## YOUR TASK
Copy, from the entries below, each line in which the string "Test" appears.

● ● ● ● ●

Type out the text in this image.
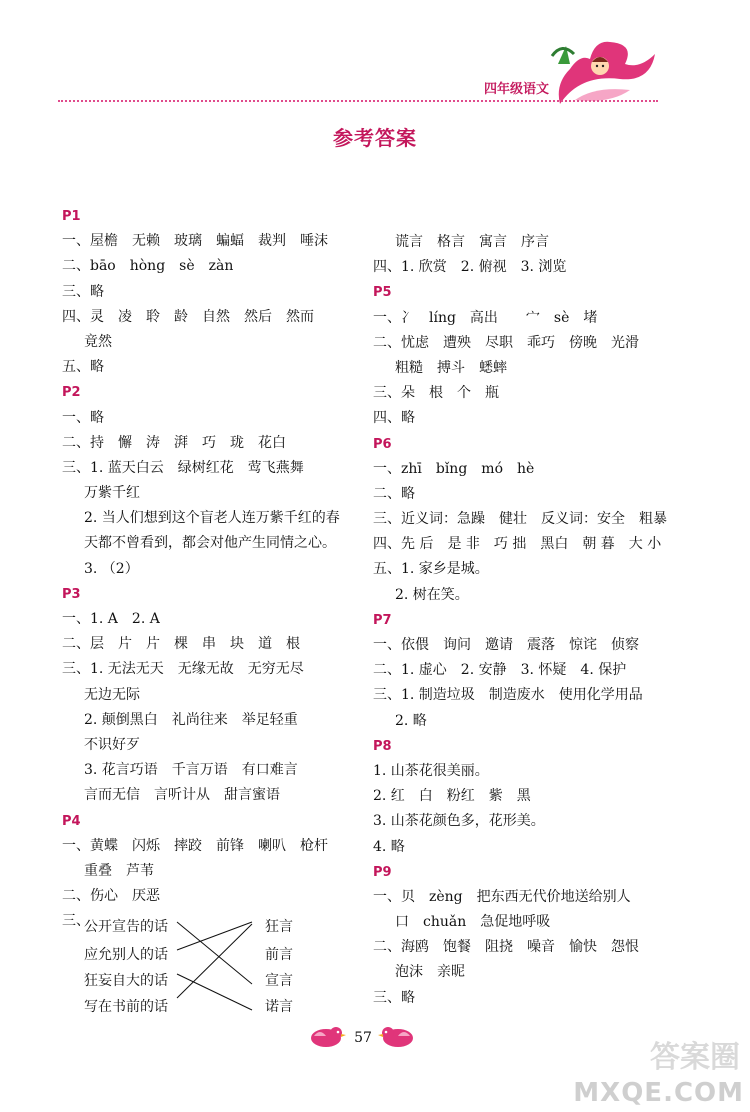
四年级语文
参考答案
P1
一、屋檐　无赖　玻璃　蝙蝠　裁判　唾沫
二、bāo　hòng　sè　zàn
三、略
四、灵　凌　聆　龄　自然　然后　然而
竟然
五、略
P2
一、略
二、持　懈　涛　湃　巧　珑　花白
三、1. 蓝天白云　绿树红花　莺飞燕舞
万紫千红
2. 当人们想到这个盲老人连万紫千红的春
天都不曾看到，都会对他产生同情之心。
3. （2）
P3
一、1. A　2. A
二、层　片　片　棵　串　块　道　根
三、1. 无法无天　无缘无故　无穷无尽
无边无际
2. 颠倒黑白　礼尚往来　举足轻重
不识好歹
3. 花言巧语　千言万语　有口难言
言而无信　言听计从　甜言蜜语
P4
一、黄蝶　闪烁　摔跤　前锋　喇叭　枪杆
重叠　芦苇
二、伤心　厌恶
三、
公开宣告的话
应允别人的话
狂妄自大的话
写在书前的话
狂言
前言
宣言
诺言
谎言　格言　寓言　序言
四、1. 欣赏　2. 俯视　3. 浏览
P5
一、冫　líng　高出　　宀　sè　堵
二、忧虑　遭殃　尽职　乖巧　傍晚　光滑
粗糙　搏斗　蟋蟀
三、朵　根　个　瓶
四、略
P6
一、zhī　bǐng　mó　hè
二、略
三、近义词：急躁　健壮　反义词：安全　粗暴
四、先 后　是 非　巧 拙　黑白　朝 暮　大 小
五、1. 家乡是城。
2. 树在笑。
P7
一、依偎　询问　邀请　震落　惊诧　侦察
二、1. 虚心　2. 安静　3. 怀疑　4. 保护
三、1. 制造垃圾　制造废水　使用化学用品
2. 略
P8
1. 山茶花很美丽。
2. 红　白　粉红　紫　黑
3. 山茶花颜色多，花形美。
4. 略
P9
一、贝　zèng　把东西无代价地送给别人
口　chuǎn　急促地呼吸
二、海鸥　饱餐　阻挠　噪音　愉快　怨恨
泡沫　亲昵
三、略
57
答案圈
MXQE.COM
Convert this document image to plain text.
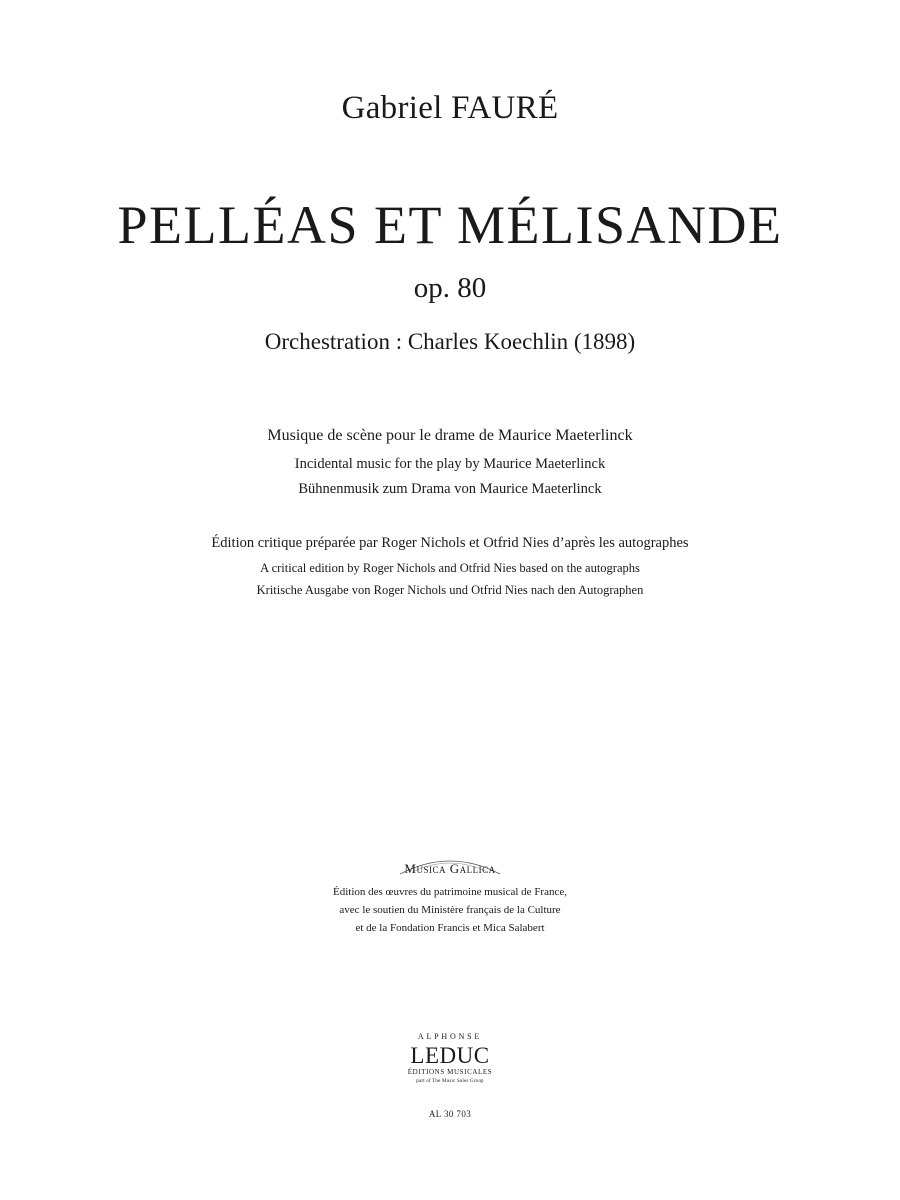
Gabriel FAURÉ
PELLÉAS ET MÉLISANDE
op. 80
Orchestration : Charles Koechlin (1898)
Musique de scène pour le drame de Maurice Maeterlinck
Incidental music for the play by Maurice Maeterlinck
Bühnenmusik zum Drama von Maurice Maeterlinck
Édition critique préparée par Roger Nichols et Otfrid Nies d’après les autographes
A critical edition by Roger Nichols and Otfrid Nies based on the autographs
Kritische Ausgabe von Roger Nichols und Otfrid Nies nach den Autographen
Musica Gallica
Édition des œuvres du patrimoine musical de France,
avec le soutien du Ministère français de la Culture
et de la Fondation Francis et Mica Salabert
ALPHONSE
LEDUC
ÉDITIONS MUSICALES
part of The Music Sales Group
AL 30 703
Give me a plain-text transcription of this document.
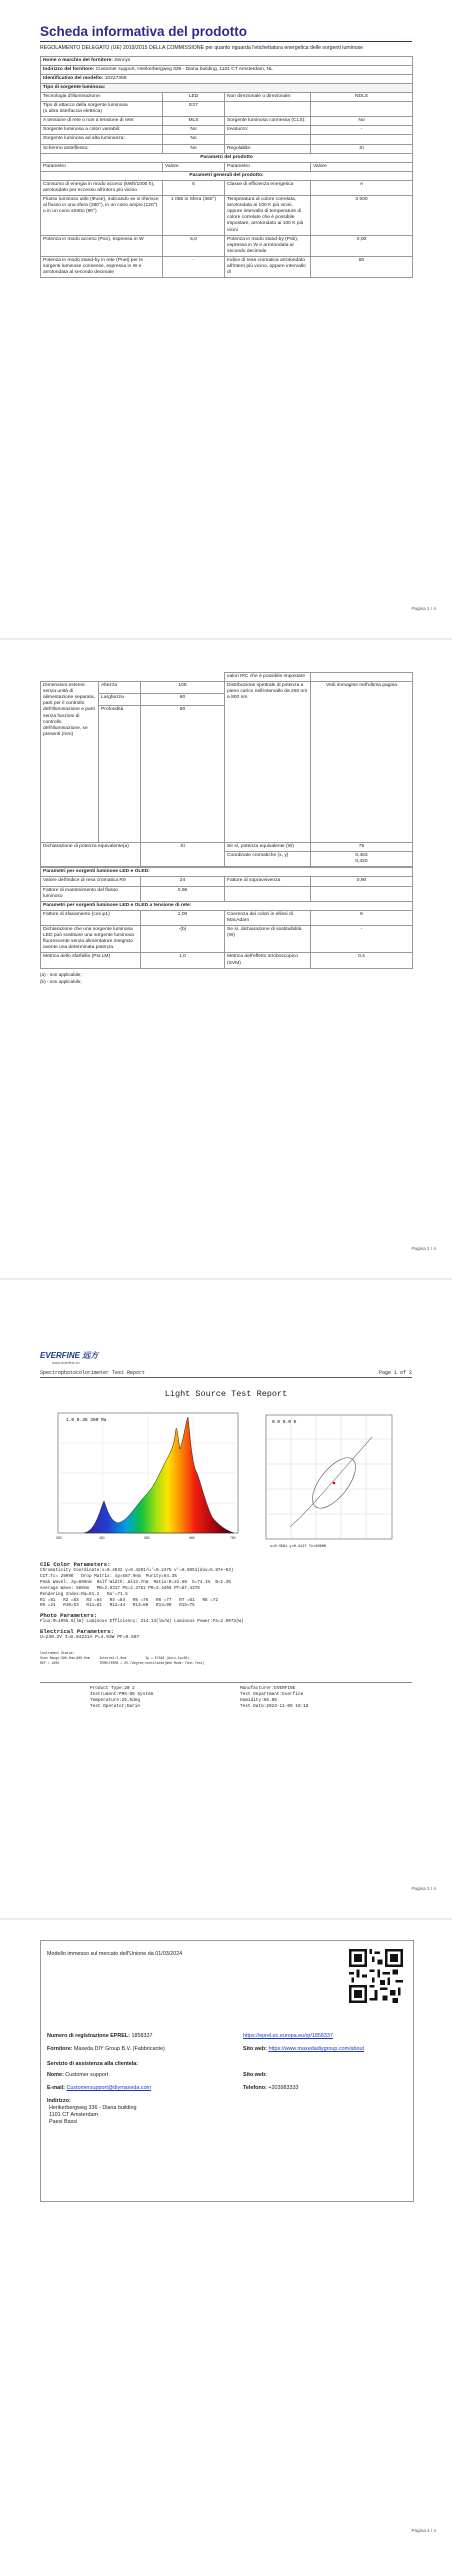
Scheda informativa del prodotto

REGOLAMENTO DELEGATO (UE) 2019/2015 DELLA COMMISSIONE per quanto riguarda l'etichettatura energetica delle sorgenti luminose

Nome o marchio del fornitore: Sencys			
Indirizzo del fornitore: Customer support, Herikerbergweg 336 - Diana building, 1101 CT Amsterdam, NL			
Identificativo del modello: 10227358			
Tipo di sorgente luminosa:			
Tecnologia d'illuminazione:	LED	Non direzionale o direzionale:	NDLS
Tipo di attacco della sorgente luminosa
(o altra interfaccia elettrica)	E27		
A tensione di rete o non a tensione di rete:	MLS	Sorgente luminosa connessa (CLS):	No
Sorgente luminosa a colori variabili:	No	Involucro:	-
Sorgente luminosa ad alta luminanza:	No		
Schermo antiriflesso:	No	Regolabile:	Sì
Parametri del prodotto			
Parametro	Valore	Parametro	Valore
Parametri generali del prodotto:			
Consumo di energia in modo acceso (kWh/1000 h), arrotondato per eccesso all'intero più vicino	5	Classe di efficienza energetica	A
Flusso luminoso utile (Φuse), indicando se si riferisce al flusso in una sfera (360°), in un cono ampio (120°) o in un cono stretto (90°)	1 055 in Sfera (360°)	Temperatura di colore correlata, arrotondata ai 100 K più vicini, oppure intervallo di temperature di colore correlate che è possibile impostare, arrotondato ai 100 K più vicini	3 000
Potenza in modo acceso (Pon), espressa in W	5,0	Potenza in modo stand-by (Psb), espressa in W e arrotondata al secondo decimale	0,00
Potenza in modo stand-by in rete (Pnet) per le sorgenti luminose connesse, espressa in W e arrotondata al secondo decimale	-	Indice di resa cromatica arrotondato all'intero più vicino, oppure intervallo di	80
Pagina 1 / 4
			valori IRC che è possibile impostare	
Dimensioni esterne senza unità di alimentazione separata, parti per il controllo dell'illuminazione e parti senza funzioni di controllo dell'illuminazione, se presenti (mm)	Altezza	105	Distribuzione spettrale di potenza a pieno carico nell'intervallo da 250 nm a 800 nm	Vedi immagine nell'ultima pagina
	Larghezza	60		
	Profondità	60		
Dichiarazione di potenza equivalente(a)		Sì	Se sì, potenza equivalente (W)	75
			Coordinate cromatiche (x, y)	0,463
0,420
Parametri per sorgenti luminose LED e OLED:			
Valore dell'indice di resa cromatica R9	24	Fattore di sopravvivenza	0,90
Fattore di mantenimento del flusso luminoso	0,96		
Parametri per sorgenti luminose LED e OLED a tensione di rete:			
Fattore di sfasamento (cos φ1)	1,00	Coerenza dei colori in ellissi di MacAdam	6
Dichiarazione che una sorgente luminosa LED può sostituire una sorgente luminosa fluorescente senza alimentatore integrato avente una determinata potenza.	-(b)	Se sì, dichiarazione di sostituibilità (W)	-
Metrica dello sfarfallio (Pst LM)	1,0	Metrica dell'effetto stroboscopico (SVM)	0,4
(a) - non applicabile;
(b) - non applicabile;
Pagina 2 / 4
EVERFINE 远方
www.everfine.cn
Spectrophotocolorimeter Test Report	Page 1 of 2
Light Source Test Report
1.0 0.36 300 Ra
380	480	580	680	780
0.0 0.0 K
x=0.4581 y=0.4127 Tc=3000K
CIE Color Parameters:
Chromaticity Coordinate:x=0.4632 y=0.4201/u'=0.2475 v'=0.5051(duv=5.87e-03)
CCT:Tc= 2999K   Drop Matrix: λp=587.0nm  Purity=64.3%
Peak Wavel: λp=600nm  Half Width: Δλ13.7nm  Ratio:R=22.6%  G=74.1%  B=1.3%
Average Wave: 589nm   PB=2.9317 PG=2.3761 PR=3.4456 PT=87.4376
Rendering Index:Ra=81.2   Ra'=71.5
R1 =81   R2 =83   R3 =84   R4 =84   R5 =76   R6 =77   R7 =81   R8 =72
R9 =24   R10=53   R11=81   R12=44   R13=80   R14=90   R15=75
Photo Parameters:
Flux:Φ=1055.5(lm) Luminous Efficiency: 214.14(lm/W) Luminous Power:Fe=2.9073(W)
Electrical Parameters:
U=230.2V I=0.04241A P=4.93W PF=0.507
Instrument Status:
Scan Range:380.0nm-800.0nm     Interval:5.0nm          Ip = 57446 (Auto-Ip=60)
REF = 100%                     TERM=TERMS = 25.7degree,ventilated(Web Mode: Fast Test)
Product Type:20 2
Instrument:PMS-80 System
Temperature:25.5deg
Test Operator:Darin
Manufacturer:EVERFINE
Test Department:Everfine
Humidity:65.0%
Test Date:2023-11-09 16:18
Pagina 3 / 4
Modello immesso sul mercato dell'Unione da 01/03/2024
Numero di registrazione EPREL: 1858337	https://eprel.ec.europa.eu/qr/1858337
Fornitore: Maxeda DIY Group B.V. (Fabbricante)	Sito web: https://www.maxedadiygroup.com/about
Servizio di assistenza alla clientela:
Nome: Customer support	Sito web:
E-mail: Customersupport@diymaxeda.com	Telefono: +203983333
Indirizzo:
Herikerbergweg 336 - Diana building
1101 CT Amsterdam
Paesi Bassi
Pagina 4 / 4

● ● ● ● ●

## FINISHED TASK
Spectrophotocolorimeter Test Report	Page 1 of 2
Light Source Test Report
REF = 100%                     TERM=TERMS = 25.7degree,ventilated(Web Mode: Fast Test)
Test Operator:Darin
Test Department:Everfine
Test Date:2023-11-09 16:18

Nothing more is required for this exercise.